--- Start of Extracted data ---
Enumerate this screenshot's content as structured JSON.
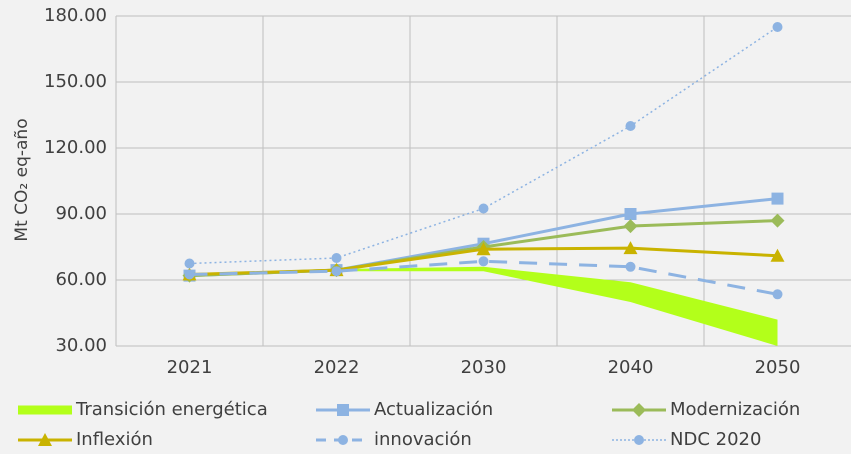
{
  "chart_data": {
    "type": "line",
    "y_label": "Mt CO₂ eq-año",
    "categories": [
      "2021",
      "2022",
      "2030",
      "2040",
      "2050"
    ],
    "ylim": [
      30,
      180
    ],
    "yticks": [
      {
        "value": 30,
        "label": "30.00"
      },
      {
        "value": 60,
        "label": "60.00"
      },
      {
        "value": 90,
        "label": "90.00"
      },
      {
        "value": 120,
        "label": "120.00"
      },
      {
        "value": 150,
        "label": "150.00"
      },
      {
        "value": 180,
        "label": "180.00"
      }
    ],
    "grid": true,
    "series": [
      {
        "name": "Transición energética",
        "color": "#b3ff1a",
        "kind": "band",
        "values": [
          63,
          65,
          66,
          59,
          42
        ],
        "low": [
          62,
          64,
          64,
          50,
          30
        ]
      },
      {
        "name": "Actualización",
        "color": "#8db3e2",
        "marker": "square",
        "dash": "solid",
        "values": [
          62,
          64.5,
          76.5,
          90,
          97
        ]
      },
      {
        "name": "Modernización",
        "color": "#9bbb59",
        "marker": "diamond",
        "dash": "solid",
        "values": [
          62,
          64.5,
          75,
          84.5,
          87
        ]
      },
      {
        "name": "Inflexión",
        "color": "#c9b300",
        "marker": "triangle",
        "dash": "solid",
        "values": [
          62.5,
          64.5,
          74,
          74.5,
          71
        ]
      },
      {
        "name": "innovación",
        "color": "#8db3e2",
        "marker": "circle",
        "dash": "dashed",
        "values": [
          62.5,
          64,
          68.5,
          66,
          53.5
        ]
      },
      {
        "name": "NDC 2020",
        "color": "#8db3e2",
        "marker": "circle",
        "dash": "dotted",
        "values": [
          67.5,
          70,
          92.5,
          130,
          175
        ]
      }
    ]
  }
}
--- End of Extracted data ---
* [Task brief] Quote the preceding listing precisely and completely, omitting its images.

* [Final result]
Enumerate this screenshot's content as structured JSON.
{
  "chart_data": {
    "type": "line",
    "y_label": "Mt CO₂ eq-año",
    "categories": [
      "2021",
      "2022",
      "2030",
      "2040",
      "2050"
    ],
    "ylim": [
      30,
      180
    ],
    "yticks": [
      {
        "value": 30,
        "label": "30.00"
      },
      {
        "value": 60,
        "label": "60.00"
      },
      {
        "value": 90,
        "label": "90.00"
      },
      {
        "value": 120,
        "label": "120.00"
      },
      {
        "value": 150,
        "label": "150.00"
      },
      {
        "value": 180,
        "label": "180.00"
      }
    ],
    "grid": true,
    "series": [
      {
        "name": "Transición energética",
        "color": "#b3ff1a",
        "kind": "band",
        "values": [
          63,
          65,
          66,
          59,
          42
        ],
        "low": [
          62,
          64,
          64,
          50,
          30
        ]
      },
      {
        "name": "Actualización",
        "color": "#8db3e2",
        "marker": "square",
        "dash": "solid",
        "values": [
          62,
          64.5,
          76.5,
          90,
          97
        ]
      },
      {
        "name": "Modernización",
        "color": "#9bbb59",
        "marker": "diamond",
        "dash": "solid",
        "values": [
          62,
          64.5,
          75,
          84.5,
          87
        ]
      },
      {
        "name": "Inflexión",
        "color": "#c9b300",
        "marker": "triangle",
        "dash": "solid",
        "values": [
          62.5,
          64.5,
          74,
          74.5,
          71
        ]
      },
      {
        "name": "innovación",
        "color": "#8db3e2",
        "marker": "circle",
        "dash": "dashed",
        "values": [
          62.5,
          64,
          68.5,
          66,
          53.5
        ]
      },
      {
        "name": "NDC 2020",
        "color": "#8db3e2",
        "marker": "circle",
        "dash": "dotted",
        "values": [
          67.5,
          70,
          92.5,
          130,
          175
        ]
      }
    ]
  }
}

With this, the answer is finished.